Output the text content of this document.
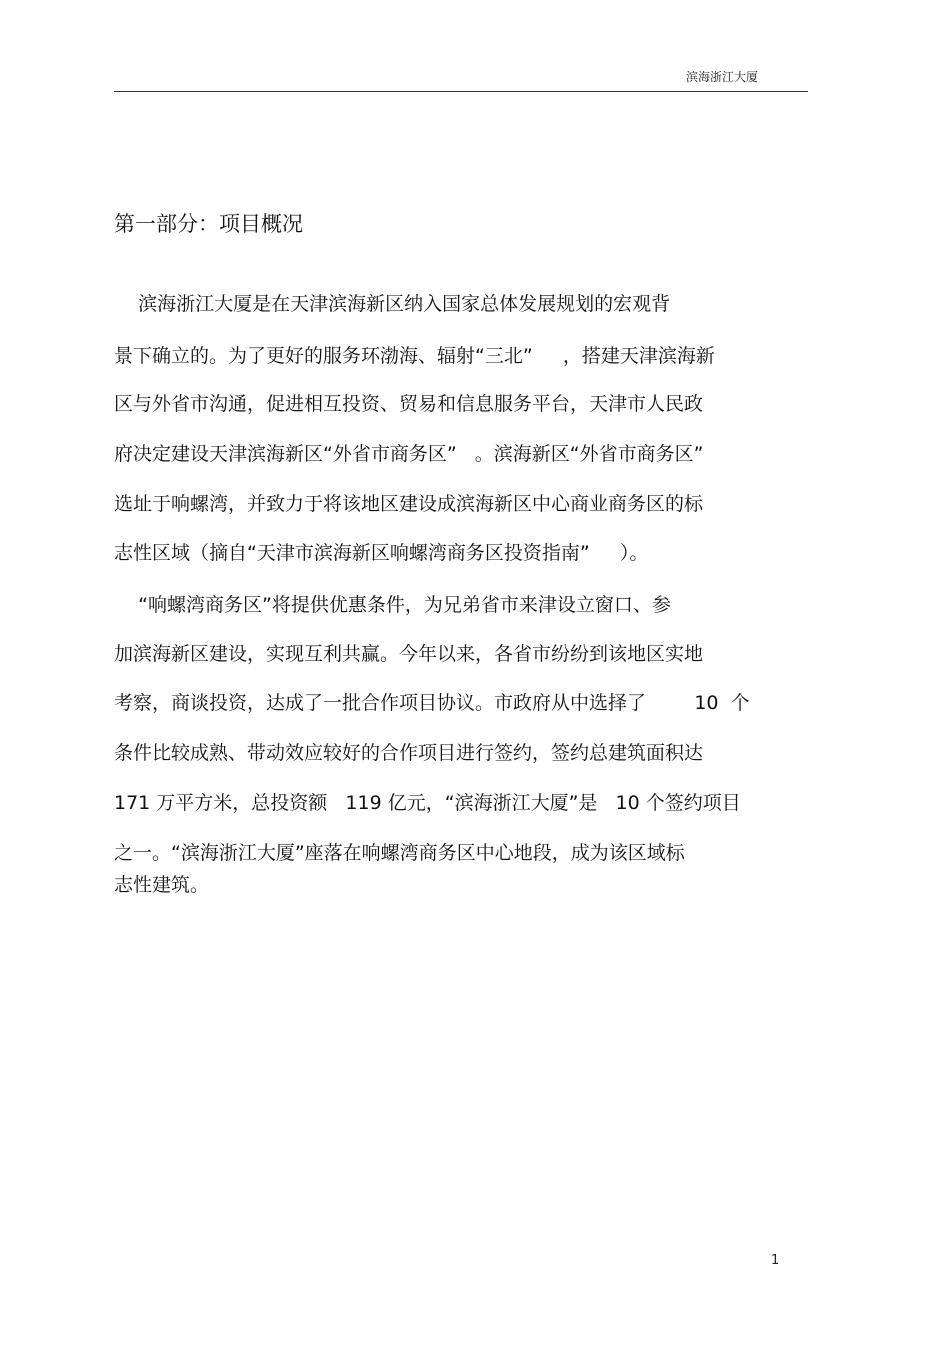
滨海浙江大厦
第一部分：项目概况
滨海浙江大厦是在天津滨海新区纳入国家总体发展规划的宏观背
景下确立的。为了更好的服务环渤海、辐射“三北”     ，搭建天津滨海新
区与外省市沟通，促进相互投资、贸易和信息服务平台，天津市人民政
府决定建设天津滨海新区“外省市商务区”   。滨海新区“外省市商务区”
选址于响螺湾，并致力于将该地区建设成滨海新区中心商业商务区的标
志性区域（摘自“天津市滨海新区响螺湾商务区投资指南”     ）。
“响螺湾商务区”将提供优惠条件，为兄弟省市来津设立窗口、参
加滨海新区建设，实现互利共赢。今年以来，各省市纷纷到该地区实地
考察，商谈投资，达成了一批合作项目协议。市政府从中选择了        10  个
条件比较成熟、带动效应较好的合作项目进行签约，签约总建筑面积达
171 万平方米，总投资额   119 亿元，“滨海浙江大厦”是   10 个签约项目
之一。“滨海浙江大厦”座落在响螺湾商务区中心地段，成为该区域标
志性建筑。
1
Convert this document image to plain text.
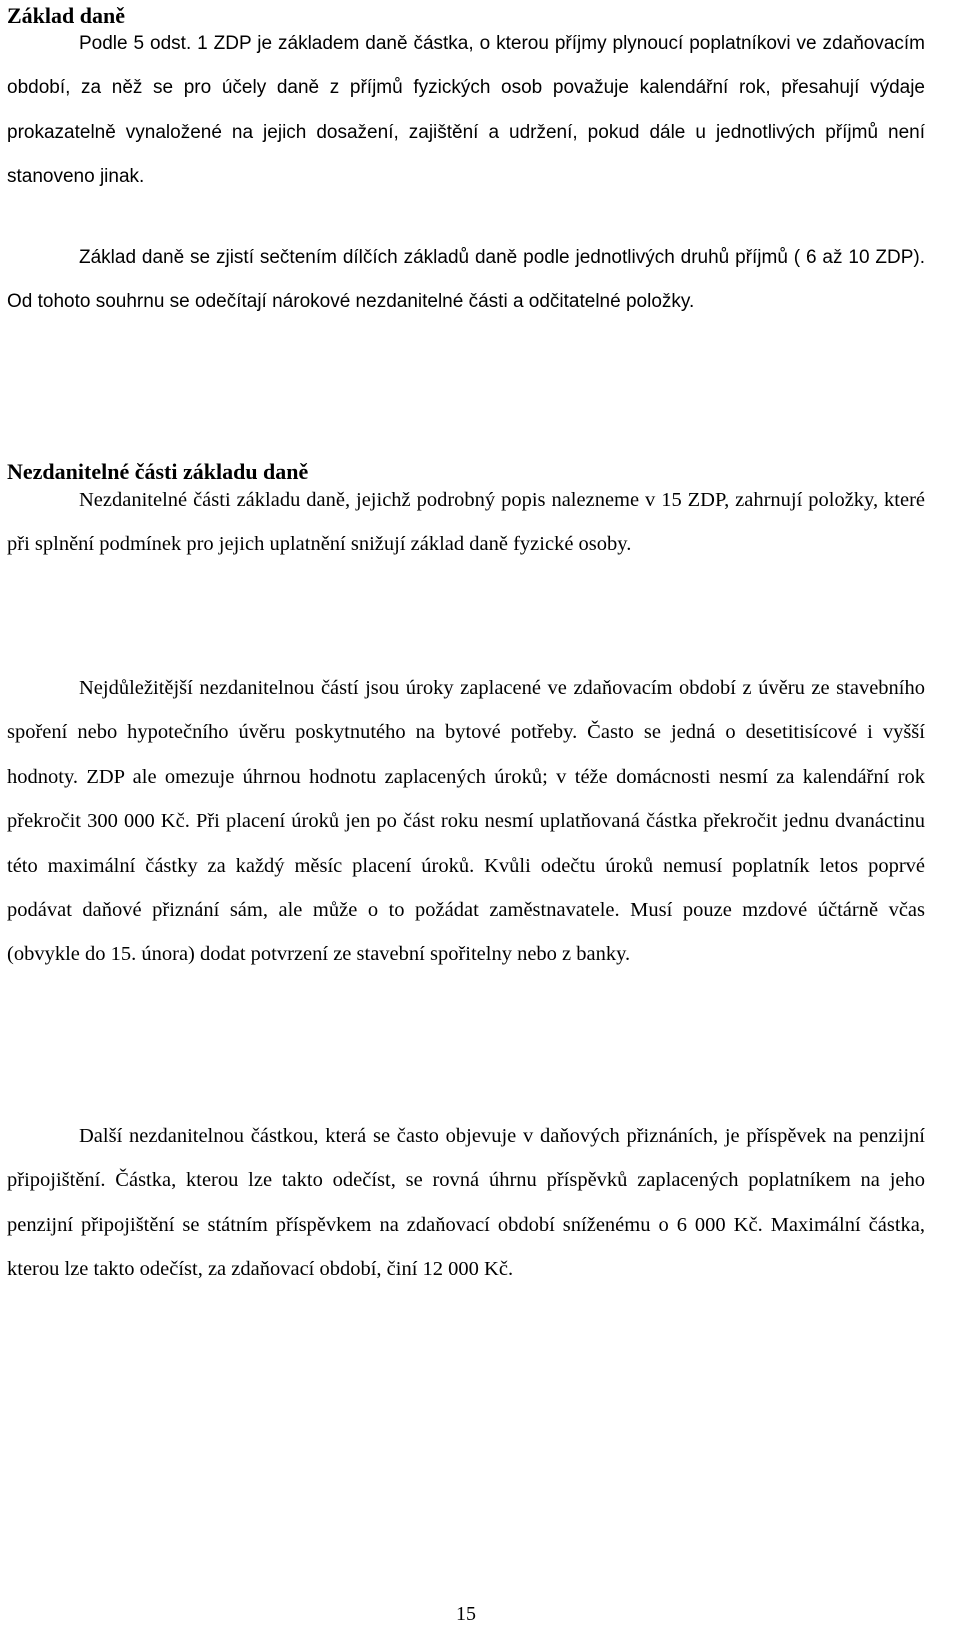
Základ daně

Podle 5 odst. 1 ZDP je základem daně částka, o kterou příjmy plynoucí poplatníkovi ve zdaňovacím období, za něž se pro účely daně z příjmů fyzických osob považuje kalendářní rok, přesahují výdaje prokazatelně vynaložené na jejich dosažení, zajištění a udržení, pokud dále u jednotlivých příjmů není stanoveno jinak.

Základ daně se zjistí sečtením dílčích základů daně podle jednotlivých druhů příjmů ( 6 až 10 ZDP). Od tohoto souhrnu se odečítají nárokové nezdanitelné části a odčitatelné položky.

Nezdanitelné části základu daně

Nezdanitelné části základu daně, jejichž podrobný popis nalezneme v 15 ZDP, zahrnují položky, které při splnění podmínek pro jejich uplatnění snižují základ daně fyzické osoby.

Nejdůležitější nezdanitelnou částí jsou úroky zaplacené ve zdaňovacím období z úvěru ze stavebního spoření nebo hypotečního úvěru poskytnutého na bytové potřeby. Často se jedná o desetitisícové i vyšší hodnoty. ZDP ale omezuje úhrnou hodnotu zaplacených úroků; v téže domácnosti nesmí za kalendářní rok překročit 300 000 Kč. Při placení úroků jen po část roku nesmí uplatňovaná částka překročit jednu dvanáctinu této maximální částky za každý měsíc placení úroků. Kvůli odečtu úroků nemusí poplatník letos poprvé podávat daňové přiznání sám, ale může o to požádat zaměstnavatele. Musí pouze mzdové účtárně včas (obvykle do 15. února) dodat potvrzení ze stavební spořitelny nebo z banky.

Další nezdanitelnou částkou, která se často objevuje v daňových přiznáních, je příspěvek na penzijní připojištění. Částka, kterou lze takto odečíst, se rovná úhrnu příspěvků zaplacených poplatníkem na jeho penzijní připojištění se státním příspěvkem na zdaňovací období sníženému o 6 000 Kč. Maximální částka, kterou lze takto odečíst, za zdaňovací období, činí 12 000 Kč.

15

• [TASK BRIEF] From the data, collect all lines where the string "příjmů" appears.

• [OUTPUT]
Podle 5 odst. 1 ZDP je základem daně částka, o kterou příjmy plynoucí poplatníkovi ve zdaňovacím období, za něž se pro účely daně z příjmů fyzických osob považuje kalendářní rok, přesahují výdaje prokazatelně vynaložené na jejich dosažení, zajištění a udržení, pokud dále u jednotlivých příjmů není stanoveno jinak.
Základ daně se zjistí sečtením dílčích základů daně podle jednotlivých druhů příjmů ( 6 až 10 ZDP). Od tohoto souhrnu se odečítají nárokové nezdanitelné části a odčitatelné položky.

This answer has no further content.